* [Given request] Each of the entries should be retyped precisely as it appears.

* [The records]
******
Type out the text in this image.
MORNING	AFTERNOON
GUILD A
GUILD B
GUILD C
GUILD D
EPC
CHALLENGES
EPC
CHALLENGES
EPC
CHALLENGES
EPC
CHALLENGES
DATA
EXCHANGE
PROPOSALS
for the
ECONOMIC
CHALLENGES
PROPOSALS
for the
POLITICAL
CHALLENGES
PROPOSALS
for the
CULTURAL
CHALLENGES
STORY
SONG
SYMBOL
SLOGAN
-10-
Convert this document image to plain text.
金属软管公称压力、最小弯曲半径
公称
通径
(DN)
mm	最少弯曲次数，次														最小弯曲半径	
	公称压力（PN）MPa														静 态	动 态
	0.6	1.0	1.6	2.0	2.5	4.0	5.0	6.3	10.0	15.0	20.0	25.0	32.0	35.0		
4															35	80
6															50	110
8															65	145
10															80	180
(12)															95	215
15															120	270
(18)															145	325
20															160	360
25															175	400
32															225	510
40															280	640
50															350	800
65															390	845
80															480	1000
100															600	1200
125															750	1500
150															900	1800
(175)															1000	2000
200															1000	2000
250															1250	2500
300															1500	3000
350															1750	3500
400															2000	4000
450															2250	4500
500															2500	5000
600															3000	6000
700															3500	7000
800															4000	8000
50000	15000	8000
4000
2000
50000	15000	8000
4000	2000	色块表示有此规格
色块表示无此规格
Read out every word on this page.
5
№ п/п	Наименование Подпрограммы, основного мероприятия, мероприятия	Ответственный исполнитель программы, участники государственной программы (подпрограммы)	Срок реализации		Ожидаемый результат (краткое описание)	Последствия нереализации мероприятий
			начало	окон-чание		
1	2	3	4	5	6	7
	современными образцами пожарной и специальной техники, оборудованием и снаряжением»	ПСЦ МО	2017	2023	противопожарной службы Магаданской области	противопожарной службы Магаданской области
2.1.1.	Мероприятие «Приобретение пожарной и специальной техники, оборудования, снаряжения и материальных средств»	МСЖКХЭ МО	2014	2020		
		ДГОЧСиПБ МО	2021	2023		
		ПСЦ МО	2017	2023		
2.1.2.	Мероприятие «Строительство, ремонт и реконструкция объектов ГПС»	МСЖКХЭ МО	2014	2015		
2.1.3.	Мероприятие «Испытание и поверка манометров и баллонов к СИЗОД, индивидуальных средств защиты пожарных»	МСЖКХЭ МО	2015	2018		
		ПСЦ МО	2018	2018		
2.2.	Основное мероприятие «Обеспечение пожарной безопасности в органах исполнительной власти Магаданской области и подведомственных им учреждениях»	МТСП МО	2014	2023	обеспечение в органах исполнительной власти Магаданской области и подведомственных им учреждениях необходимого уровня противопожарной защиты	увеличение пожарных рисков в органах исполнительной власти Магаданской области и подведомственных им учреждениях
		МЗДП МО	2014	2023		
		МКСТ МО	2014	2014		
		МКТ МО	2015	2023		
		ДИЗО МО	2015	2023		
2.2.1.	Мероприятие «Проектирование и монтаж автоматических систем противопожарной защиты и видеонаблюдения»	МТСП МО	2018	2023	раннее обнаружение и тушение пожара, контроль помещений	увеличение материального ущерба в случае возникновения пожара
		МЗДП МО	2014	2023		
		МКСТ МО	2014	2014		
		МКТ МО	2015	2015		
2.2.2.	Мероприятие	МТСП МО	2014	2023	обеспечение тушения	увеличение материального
******
* [Completed task]
Type out the text in this image.
MORNING	AFTERNOON
GUILD A
GUILD B
GUILD C
GUILD D
EPC
CHALLENGES
EPC
CHALLENGES
EPC
CHALLENGES
EPC
CHALLENGES
DATA
EXCHANGE
PROPOSALS
for the
ECONOMIC
CHALLENGES
PROPOSALS
for the
POLITICAL
CHALLENGES
PROPOSALS
for the
CULTURAL
CHALLENGES
STORY
SONG
SYMBOL
SLOGAN
-10-
Convert this document image to plain text.
金属软管公称压力、最小弯曲半径
公称
通径
(DN)
mm	最少弯曲次数，次														最小弯曲半径	
	公称压力（PN）MPa														静 态	动 态
	0.6	1.0	1.6	2.0	2.5	4.0	5.0	6.3	10.0	15.0	20.0	25.0	32.0	35.0		
4															35	80
6															50	110
8															65	145
10															80	180
(12)															95	215
15															120	270
(18)															145	325
20															160	360
25															175	400
32															225	510
40															280	640
50															350	800
65															390	845
80															480	1000
100															600	1200
125															750	1500
150															900	1800
(175)															1000	2000
200															1000	2000
250															1250	2500
300															1500	3000
350															1750	3500
400															2000	4000
450															2250	4500
500															2500	5000
600															3000	6000
700															3500	7000
800															4000	8000
50000	15000	8000
4000
2000
50000	15000	8000
4000	2000	色块表示有此规格
色块表示无此规格
Read out every word on this page.
5
№ п/п	Наименование Подпрограммы, основного мероприятия, мероприятия	Ответственный исполнитель программы, участники государственной программы (подпрограммы)	Срок реализации		Ожидаемый результат (краткое описание)	Последствия нереализации мероприятий
			начало	окон-чание		
1	2	3	4	5	6	7
	современными образцами пожарной и специальной техники, оборудованием и снаряжением»	ПСЦ МО	2017	2023	противопожарной службы Магаданской области	противопожарной службы Магаданской области
2.1.1.	Мероприятие «Приобретение пожарной и специальной техники, оборудования, снаряжения и материальных средств»	МСЖКХЭ МО	2014	2020		
		ДГОЧСиПБ МО	2021	2023		
		ПСЦ МО	2017	2023		
2.1.2.	Мероприятие «Строительство, ремонт и реконструкция объектов ГПС»	МСЖКХЭ МО	2014	2015		
2.1.3.	Мероприятие «Испытание и поверка манометров и баллонов к СИЗОД, индивидуальных средств защиты пожарных»	МСЖКХЭ МО	2015	2018		
		ПСЦ МО	2018	2018		
2.2.	Основное мероприятие «Обеспечение пожарной безопасности в органах исполнительной власти Магаданской области и подведомственных им учреждениях»	МТСП МО	2014	2023	обеспечение в органах исполнительной власти Магаданской области и подведомственных им учреждениях необходимого уровня противопожарной защиты	увеличение пожарных рисков в органах исполнительной власти Магаданской области и подведомственных им учреждениях
		МЗДП МО	2014	2023		
		МКСТ МО	2014	2014		
		МКТ МО	2015	2023		
		ДИЗО МО	2015	2023		
2.2.1.	Мероприятие «Проектирование и монтаж автоматических систем противопожарной защиты и видеонаблюдения»	МТСП МО	2018	2023	раннее обнаружение и тушение пожара, контроль помещений	увеличение материального ущерба в случае возникновения пожара
		МЗДП МО	2014	2023		
		МКСТ МО	2014	2014		
		МКТ МО	2015	2015		
2.2.2.	Мероприятие	МТСП МО	2014	2023	обеспечение тушения	увеличение материального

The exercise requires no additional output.